■ **WHAT THE EXERCISE ASKS**: Find all lines in the listing that include the word "text", then copy them.

Stored data
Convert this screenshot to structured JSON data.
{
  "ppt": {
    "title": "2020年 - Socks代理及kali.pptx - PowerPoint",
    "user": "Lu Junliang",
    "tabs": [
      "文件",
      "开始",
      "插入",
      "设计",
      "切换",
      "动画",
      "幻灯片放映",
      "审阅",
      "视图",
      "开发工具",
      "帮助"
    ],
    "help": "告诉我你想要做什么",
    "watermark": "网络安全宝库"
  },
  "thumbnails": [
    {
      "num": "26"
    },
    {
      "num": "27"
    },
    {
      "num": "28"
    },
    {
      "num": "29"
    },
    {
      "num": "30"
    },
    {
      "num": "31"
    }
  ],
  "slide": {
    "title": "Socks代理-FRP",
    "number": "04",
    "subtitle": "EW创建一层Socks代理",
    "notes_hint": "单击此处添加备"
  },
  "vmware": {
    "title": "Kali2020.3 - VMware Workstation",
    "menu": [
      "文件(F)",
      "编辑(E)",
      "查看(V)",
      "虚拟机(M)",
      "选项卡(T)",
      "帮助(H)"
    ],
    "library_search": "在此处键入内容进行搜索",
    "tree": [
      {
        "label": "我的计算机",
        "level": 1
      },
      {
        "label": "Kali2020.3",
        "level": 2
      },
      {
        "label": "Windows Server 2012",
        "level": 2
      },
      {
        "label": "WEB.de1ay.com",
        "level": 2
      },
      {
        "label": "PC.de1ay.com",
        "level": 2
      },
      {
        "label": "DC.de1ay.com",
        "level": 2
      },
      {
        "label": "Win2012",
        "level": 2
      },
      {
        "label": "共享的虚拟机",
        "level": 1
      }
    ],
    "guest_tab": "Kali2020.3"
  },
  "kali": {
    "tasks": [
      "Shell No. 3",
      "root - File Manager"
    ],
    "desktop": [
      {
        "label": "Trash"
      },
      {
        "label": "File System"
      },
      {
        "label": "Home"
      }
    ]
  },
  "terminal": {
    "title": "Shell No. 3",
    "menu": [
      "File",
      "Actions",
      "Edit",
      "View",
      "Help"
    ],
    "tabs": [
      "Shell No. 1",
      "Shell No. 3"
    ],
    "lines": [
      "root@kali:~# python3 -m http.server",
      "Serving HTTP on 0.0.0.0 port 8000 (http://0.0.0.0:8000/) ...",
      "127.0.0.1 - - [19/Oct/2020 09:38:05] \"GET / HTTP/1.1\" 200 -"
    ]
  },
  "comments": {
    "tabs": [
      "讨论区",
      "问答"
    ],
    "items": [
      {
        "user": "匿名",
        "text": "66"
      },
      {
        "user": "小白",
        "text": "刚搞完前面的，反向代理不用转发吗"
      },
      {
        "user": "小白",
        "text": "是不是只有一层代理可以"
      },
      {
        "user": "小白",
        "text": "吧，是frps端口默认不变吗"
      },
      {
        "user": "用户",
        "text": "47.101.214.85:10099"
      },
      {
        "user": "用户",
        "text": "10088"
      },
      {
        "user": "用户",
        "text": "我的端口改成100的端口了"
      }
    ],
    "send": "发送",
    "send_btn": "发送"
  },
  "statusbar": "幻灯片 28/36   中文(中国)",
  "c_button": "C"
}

■ **WRITTEN SOLUTION**:
        "text": "66"
        "text": "刚搞完前面的，反向代理不用转发吗"
        "text": "是不是只有一层代理可以"
        "text": "吧，是frps端口默认不变吗"
        "text": "47.101.214.85:10099"
        "text": "10088"
        "text": "我的端口改成100的端口了"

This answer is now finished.